**Given problem:** In the listing below, identify each line with the word "Beam" and return those lines.

**Dataset records on visual material:**
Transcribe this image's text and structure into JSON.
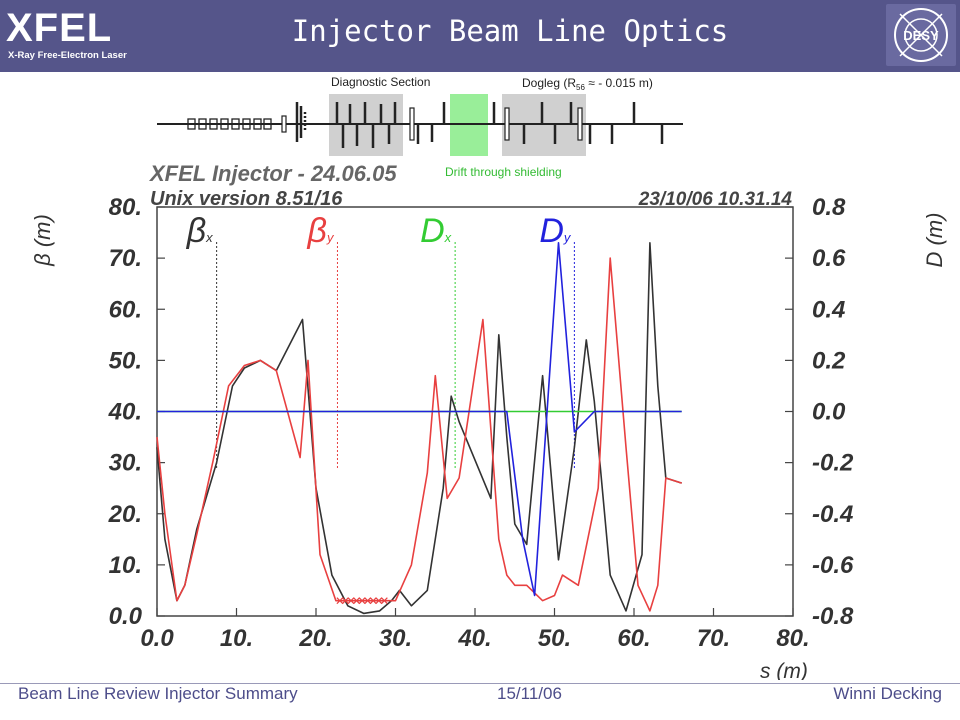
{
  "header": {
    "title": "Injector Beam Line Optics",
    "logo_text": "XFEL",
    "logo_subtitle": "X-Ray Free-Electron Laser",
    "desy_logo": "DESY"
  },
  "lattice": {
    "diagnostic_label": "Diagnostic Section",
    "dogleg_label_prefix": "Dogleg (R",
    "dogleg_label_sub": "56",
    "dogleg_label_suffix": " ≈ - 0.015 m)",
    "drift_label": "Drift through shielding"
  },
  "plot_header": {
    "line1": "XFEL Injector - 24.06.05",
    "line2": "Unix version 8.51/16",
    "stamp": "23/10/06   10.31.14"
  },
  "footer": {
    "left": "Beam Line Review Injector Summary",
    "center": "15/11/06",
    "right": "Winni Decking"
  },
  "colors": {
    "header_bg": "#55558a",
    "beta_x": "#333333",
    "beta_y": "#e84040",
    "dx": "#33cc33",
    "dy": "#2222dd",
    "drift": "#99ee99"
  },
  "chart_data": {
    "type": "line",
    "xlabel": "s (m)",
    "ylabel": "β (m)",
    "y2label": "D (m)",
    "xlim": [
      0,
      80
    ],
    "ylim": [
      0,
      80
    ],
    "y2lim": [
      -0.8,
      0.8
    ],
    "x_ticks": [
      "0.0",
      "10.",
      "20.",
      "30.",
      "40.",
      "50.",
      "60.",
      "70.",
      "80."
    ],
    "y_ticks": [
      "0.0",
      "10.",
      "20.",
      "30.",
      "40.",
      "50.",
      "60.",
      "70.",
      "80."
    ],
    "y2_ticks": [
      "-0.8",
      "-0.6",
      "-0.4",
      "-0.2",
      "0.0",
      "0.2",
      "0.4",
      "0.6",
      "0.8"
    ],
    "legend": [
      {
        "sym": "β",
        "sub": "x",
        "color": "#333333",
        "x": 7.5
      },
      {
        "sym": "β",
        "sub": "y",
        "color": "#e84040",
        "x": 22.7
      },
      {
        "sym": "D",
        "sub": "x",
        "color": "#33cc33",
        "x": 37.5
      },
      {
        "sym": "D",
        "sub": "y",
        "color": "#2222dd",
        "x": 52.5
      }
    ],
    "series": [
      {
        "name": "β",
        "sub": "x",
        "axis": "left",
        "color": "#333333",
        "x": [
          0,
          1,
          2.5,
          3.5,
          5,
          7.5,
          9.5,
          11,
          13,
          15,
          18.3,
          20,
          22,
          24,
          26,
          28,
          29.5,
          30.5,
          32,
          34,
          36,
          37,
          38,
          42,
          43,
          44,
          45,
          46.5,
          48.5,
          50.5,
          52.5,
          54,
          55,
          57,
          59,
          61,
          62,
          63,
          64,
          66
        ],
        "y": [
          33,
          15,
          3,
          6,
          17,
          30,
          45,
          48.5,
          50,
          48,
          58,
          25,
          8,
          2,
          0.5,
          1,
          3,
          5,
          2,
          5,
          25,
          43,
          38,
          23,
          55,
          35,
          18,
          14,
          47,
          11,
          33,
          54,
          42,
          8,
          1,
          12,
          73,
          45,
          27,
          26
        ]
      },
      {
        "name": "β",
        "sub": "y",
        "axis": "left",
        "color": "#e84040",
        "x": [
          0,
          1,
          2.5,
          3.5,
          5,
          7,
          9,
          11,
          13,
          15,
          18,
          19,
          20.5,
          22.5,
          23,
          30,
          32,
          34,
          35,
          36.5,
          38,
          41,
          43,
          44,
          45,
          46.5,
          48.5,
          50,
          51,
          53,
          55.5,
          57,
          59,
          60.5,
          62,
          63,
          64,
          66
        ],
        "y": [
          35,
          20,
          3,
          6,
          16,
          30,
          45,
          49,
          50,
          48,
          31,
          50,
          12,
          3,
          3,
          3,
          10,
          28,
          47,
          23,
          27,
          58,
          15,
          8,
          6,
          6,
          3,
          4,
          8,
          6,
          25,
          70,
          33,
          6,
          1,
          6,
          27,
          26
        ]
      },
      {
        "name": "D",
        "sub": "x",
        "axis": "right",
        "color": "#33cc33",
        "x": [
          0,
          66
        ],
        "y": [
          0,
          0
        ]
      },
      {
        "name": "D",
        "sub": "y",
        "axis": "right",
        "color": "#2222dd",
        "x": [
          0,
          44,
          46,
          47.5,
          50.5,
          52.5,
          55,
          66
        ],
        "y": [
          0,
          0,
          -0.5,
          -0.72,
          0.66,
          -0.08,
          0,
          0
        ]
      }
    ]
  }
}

--

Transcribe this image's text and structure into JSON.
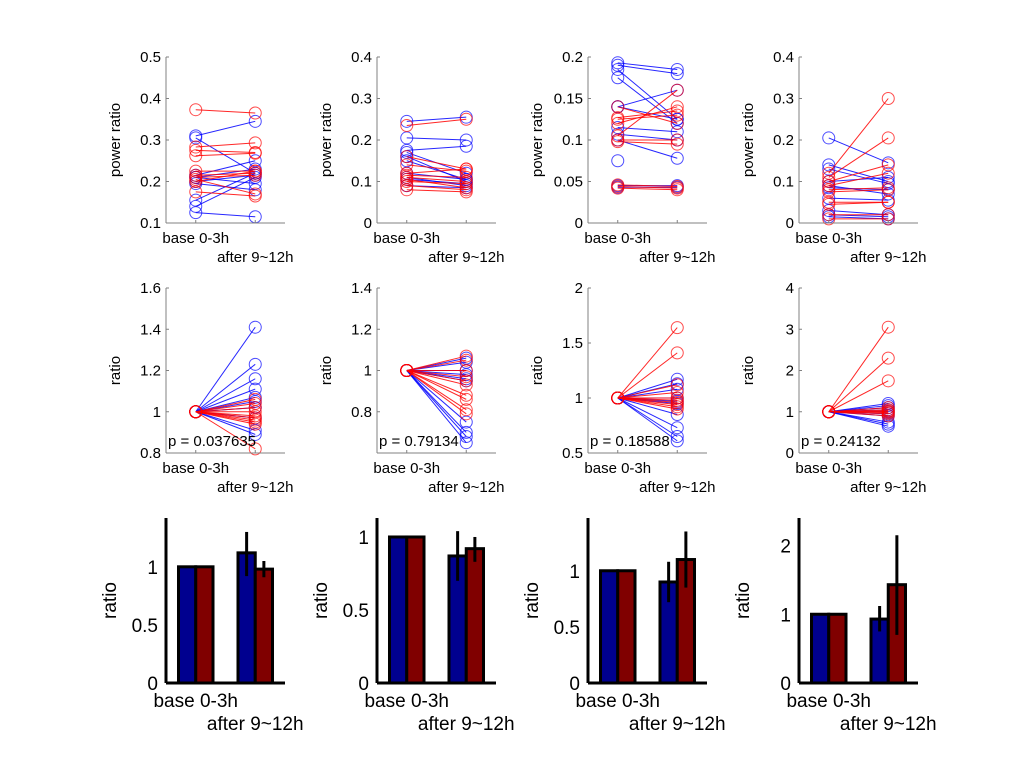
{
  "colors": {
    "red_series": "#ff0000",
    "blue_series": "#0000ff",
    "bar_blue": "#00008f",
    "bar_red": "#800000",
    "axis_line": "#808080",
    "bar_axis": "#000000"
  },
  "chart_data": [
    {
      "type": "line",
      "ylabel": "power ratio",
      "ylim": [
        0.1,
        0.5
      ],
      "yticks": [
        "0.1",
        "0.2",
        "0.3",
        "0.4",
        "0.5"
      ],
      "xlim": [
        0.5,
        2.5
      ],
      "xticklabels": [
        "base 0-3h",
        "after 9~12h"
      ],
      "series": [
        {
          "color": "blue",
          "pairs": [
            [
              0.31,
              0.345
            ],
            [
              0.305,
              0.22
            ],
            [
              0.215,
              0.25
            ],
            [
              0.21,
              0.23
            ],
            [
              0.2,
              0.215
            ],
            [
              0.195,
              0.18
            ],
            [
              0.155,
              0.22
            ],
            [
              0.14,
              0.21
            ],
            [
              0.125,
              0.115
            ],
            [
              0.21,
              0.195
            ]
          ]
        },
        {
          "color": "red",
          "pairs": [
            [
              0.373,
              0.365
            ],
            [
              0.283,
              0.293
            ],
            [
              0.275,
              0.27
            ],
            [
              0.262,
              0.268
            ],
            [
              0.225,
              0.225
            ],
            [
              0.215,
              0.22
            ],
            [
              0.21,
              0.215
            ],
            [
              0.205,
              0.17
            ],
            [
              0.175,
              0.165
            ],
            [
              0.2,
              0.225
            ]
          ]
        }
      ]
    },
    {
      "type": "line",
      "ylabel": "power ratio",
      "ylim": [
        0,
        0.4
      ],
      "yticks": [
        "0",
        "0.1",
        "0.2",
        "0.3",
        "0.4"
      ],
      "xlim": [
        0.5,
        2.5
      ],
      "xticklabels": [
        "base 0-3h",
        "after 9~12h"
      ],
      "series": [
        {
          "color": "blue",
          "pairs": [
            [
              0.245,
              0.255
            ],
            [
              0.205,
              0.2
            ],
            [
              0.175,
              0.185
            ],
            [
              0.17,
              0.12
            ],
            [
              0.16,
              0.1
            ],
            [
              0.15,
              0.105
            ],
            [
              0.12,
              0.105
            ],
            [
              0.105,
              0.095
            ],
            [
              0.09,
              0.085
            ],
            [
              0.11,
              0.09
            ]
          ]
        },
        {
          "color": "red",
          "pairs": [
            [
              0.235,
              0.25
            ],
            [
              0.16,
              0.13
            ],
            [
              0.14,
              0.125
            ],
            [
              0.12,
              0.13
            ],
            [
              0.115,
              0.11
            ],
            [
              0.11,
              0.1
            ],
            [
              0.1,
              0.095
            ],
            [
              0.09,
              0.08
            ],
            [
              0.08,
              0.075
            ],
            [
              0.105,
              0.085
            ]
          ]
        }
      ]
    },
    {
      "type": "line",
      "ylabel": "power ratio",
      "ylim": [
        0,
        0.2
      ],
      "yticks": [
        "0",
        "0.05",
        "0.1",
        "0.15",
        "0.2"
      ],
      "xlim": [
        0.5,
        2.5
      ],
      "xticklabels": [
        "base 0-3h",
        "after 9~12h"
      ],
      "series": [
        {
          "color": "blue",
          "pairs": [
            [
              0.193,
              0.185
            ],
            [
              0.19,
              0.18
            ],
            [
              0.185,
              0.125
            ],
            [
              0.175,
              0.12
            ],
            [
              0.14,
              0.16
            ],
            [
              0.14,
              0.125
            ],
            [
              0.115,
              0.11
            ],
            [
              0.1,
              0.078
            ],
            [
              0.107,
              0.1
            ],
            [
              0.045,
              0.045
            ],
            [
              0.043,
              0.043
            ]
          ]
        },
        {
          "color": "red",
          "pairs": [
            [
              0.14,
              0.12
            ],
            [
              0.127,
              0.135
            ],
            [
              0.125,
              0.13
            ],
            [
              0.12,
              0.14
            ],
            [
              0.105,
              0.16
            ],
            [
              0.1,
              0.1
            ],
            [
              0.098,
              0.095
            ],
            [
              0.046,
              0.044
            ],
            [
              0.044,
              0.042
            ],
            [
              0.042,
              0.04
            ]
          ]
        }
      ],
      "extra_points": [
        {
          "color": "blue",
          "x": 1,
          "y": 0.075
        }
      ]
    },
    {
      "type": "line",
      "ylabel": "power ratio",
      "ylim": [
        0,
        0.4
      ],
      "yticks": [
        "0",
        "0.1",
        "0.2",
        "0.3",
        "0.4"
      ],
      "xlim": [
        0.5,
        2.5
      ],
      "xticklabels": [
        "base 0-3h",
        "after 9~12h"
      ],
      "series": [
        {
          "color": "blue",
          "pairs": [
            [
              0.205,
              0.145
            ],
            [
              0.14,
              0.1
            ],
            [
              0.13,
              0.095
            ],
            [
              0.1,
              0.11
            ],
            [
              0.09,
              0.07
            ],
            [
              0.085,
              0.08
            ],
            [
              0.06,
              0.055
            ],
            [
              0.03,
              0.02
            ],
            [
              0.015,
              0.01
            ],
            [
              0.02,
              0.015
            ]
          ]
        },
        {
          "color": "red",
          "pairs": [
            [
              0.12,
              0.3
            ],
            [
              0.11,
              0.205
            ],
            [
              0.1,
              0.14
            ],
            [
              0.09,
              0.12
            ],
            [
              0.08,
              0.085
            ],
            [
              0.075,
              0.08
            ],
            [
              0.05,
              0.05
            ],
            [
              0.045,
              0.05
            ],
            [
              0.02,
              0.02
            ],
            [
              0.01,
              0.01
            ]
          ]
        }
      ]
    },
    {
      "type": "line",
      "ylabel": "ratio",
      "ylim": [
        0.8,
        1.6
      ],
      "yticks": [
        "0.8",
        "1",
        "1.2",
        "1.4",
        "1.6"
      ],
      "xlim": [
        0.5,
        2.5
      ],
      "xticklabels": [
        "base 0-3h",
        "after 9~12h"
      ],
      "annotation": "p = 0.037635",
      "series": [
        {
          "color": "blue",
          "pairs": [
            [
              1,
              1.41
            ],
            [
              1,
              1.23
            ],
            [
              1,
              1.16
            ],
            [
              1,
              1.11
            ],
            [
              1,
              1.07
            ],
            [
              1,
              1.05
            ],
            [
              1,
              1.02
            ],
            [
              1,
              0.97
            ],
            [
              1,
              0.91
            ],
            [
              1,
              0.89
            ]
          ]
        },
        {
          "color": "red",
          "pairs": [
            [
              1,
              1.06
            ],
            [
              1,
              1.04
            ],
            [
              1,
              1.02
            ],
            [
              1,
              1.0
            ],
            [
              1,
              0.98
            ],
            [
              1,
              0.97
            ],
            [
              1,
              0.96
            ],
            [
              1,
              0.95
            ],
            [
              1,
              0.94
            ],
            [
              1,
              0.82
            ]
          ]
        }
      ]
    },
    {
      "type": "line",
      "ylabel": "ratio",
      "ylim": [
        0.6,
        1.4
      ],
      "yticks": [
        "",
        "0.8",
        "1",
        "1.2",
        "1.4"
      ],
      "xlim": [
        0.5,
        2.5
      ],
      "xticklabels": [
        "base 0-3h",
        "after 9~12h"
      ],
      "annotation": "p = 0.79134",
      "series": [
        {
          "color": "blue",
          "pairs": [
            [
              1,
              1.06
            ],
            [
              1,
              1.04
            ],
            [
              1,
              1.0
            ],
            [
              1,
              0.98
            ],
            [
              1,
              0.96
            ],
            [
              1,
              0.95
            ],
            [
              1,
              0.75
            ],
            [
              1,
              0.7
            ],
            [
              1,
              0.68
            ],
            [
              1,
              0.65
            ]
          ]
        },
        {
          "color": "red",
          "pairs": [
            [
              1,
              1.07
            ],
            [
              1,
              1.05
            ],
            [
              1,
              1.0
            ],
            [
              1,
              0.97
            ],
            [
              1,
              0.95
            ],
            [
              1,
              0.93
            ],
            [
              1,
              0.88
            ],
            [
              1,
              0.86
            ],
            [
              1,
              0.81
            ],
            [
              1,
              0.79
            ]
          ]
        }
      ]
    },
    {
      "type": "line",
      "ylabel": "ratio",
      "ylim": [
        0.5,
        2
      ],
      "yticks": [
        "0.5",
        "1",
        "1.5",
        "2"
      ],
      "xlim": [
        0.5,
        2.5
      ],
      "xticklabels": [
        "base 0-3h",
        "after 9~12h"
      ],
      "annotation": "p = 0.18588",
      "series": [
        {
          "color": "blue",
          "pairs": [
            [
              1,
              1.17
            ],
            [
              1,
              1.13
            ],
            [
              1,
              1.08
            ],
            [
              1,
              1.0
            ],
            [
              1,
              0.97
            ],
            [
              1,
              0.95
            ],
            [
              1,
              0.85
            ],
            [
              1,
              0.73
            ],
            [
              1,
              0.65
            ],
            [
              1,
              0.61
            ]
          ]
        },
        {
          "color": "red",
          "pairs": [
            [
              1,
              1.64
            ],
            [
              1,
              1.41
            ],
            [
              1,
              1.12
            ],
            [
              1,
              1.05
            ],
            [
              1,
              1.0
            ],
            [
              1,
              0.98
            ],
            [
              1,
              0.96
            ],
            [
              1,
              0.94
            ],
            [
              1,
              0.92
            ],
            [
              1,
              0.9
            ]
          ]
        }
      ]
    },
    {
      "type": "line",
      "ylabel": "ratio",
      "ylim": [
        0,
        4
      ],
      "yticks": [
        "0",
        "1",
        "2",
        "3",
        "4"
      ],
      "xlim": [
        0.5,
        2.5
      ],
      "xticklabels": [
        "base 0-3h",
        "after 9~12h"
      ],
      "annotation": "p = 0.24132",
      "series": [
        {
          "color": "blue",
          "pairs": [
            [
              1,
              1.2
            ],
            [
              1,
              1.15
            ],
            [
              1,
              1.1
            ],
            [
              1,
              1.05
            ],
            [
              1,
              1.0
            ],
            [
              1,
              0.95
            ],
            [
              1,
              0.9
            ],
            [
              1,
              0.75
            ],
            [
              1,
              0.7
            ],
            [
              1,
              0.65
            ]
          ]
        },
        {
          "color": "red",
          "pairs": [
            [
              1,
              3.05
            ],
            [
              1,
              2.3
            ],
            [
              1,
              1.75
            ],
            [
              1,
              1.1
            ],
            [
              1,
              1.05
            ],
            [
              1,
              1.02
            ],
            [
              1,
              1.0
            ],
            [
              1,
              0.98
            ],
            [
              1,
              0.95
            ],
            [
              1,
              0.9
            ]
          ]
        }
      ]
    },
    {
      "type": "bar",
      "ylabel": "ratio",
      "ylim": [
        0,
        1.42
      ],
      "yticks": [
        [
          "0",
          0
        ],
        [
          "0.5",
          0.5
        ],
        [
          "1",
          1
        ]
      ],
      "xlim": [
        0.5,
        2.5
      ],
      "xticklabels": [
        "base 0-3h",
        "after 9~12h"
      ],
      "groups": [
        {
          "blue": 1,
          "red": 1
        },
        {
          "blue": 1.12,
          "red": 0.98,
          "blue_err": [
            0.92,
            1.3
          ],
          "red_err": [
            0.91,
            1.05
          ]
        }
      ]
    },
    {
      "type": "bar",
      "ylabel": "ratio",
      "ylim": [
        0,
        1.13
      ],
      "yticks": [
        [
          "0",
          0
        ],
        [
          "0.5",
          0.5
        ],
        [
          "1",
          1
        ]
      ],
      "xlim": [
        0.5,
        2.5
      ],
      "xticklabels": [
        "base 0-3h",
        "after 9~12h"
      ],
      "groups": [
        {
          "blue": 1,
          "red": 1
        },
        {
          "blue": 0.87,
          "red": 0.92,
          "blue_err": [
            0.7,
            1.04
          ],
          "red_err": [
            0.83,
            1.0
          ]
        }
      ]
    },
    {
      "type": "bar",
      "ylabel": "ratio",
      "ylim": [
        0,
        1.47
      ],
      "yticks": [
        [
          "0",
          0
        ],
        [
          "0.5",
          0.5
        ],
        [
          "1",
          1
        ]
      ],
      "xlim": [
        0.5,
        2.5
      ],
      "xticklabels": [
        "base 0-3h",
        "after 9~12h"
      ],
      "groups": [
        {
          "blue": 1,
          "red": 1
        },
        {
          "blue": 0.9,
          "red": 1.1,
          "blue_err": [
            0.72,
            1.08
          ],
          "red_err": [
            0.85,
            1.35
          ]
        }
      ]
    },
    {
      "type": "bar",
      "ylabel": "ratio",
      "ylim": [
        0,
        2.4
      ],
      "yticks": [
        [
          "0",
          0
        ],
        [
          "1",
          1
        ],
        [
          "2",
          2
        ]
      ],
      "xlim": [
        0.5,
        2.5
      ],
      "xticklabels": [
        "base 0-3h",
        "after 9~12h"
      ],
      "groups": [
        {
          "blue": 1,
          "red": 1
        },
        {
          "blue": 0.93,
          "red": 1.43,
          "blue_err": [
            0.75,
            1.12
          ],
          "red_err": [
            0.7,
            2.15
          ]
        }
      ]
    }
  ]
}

**Exercise answer:**
    "title": "Injector Beam Line Optics",
    "left": "Beam Line Review Injector Summary",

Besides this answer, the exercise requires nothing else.